EXERCISE OBJECTIVE - Below are the records; work out how many lines among them contain "siglo", and write nothing besides that number.
=== Begin Enclosure ===
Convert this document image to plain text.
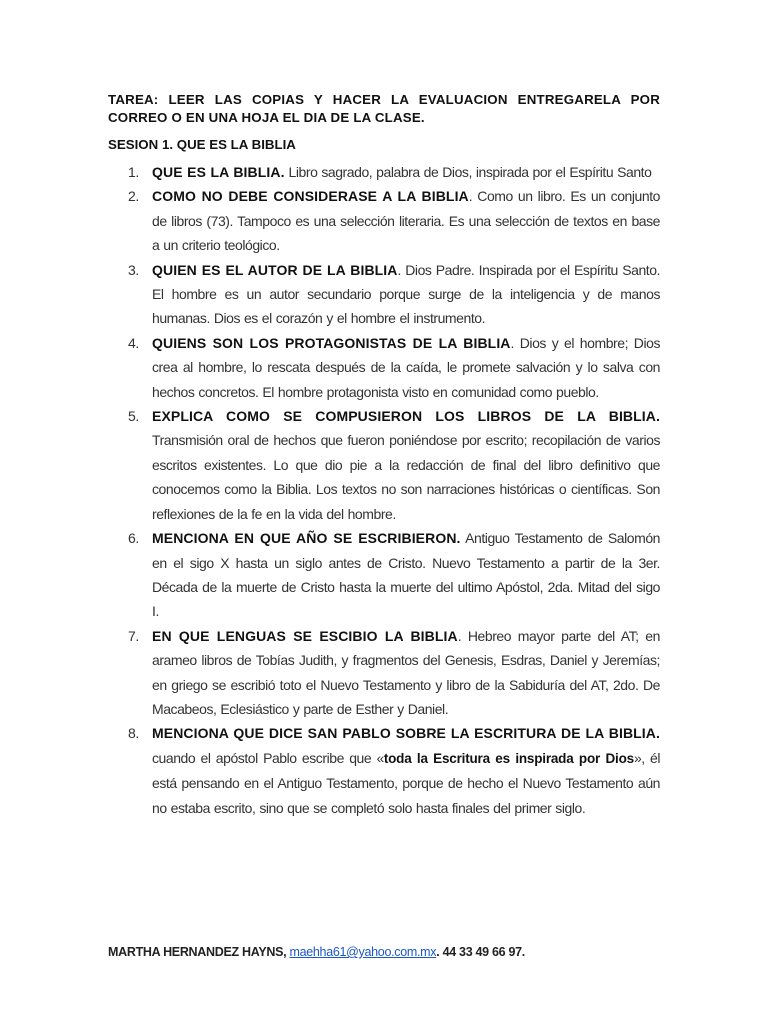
TAREA: LEER LAS COPIAS Y HACER LA EVALUACION ENTREGARELA POR
CORREO O EN UNA HOJA EL DIA DE LA CLASE.
SESION 1. QUE ES LA BIBLIA
1. QUE ES LA BIBLIA. Libro sagrado, palabra de Dios, inspirada por el Espíritu Santo
2. COMO NO DEBE CONSIDERASE A LA BIBLIA. Como un libro. Es un conjunto de libros (73). Tampoco es una selección literaria. Es una selección de textos en base a un criterio teológico.
3. QUIEN ES EL AUTOR DE LA BIBLIA. Dios Padre. Inspirada por el Espíritu Santo. El hombre es un autor secundario porque surge de la inteligencia y de manos humanas. Dios es el corazón y el hombre el instrumento.
4. QUIENS SON LOS PROTAGONISTAS DE LA BIBLIA. Dios y el hombre; Dios crea al hombre, lo rescata después de la caída, le promete salvación y lo salva con hechos concretos. El hombre protagonista visto en comunidad como pueblo.
5. EXPLICA COMO SE COMPUSIERON LOS LIBROS DE LA BIBLIA. Transmisión oral de hechos que fueron poniéndose por escrito; recopilación de varios escritos existentes. Lo que dio pie a la redacción de final del libro definitivo que conocemos como la Biblia. Los textos no son narraciones históricas o científicas. Son reflexiones de la fe en la vida del hombre.
6. MENCIONA EN QUE AÑO SE ESCRIBIERON. Antiguo Testamento de Salomón en el sigo X hasta un siglo antes de Cristo. Nuevo Testamento a partir de la 3er. Década de la muerte de Cristo hasta la muerte del ultimo Apóstol, 2da. Mitad del sigo I.
7. EN QUE LENGUAS SE ESCIBIO LA BIBLIA. Hebreo mayor parte del AT; en arameo libros de Tobías Judith, y fragmentos del Genesis, Esdras, Daniel y Jeremías; en griego se escribió toto el Nuevo Testamento y libro de la Sabiduría del AT, 2do. De Macabeos, Eclesiástico y parte de Esther y Daniel.
8. MENCIONA QUE DICE SAN PABLO SOBRE LA ESCRITURA DE LA BIBLIA. cuando el apóstol Pablo escribe que «toda la Escritura es inspirada por Dios», él está pensando en el Antiguo Testamento, porque de hecho el Nuevo Testamento aún no estaba escrito, sino que se completó solo hasta finales del primer siglo.
MARTHA HERNANDEZ HAYNS, maehha61@yahoo.com.mx. 44 33 49 66 97.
=== End Enclosure ===
RESPONSE BELOW - 2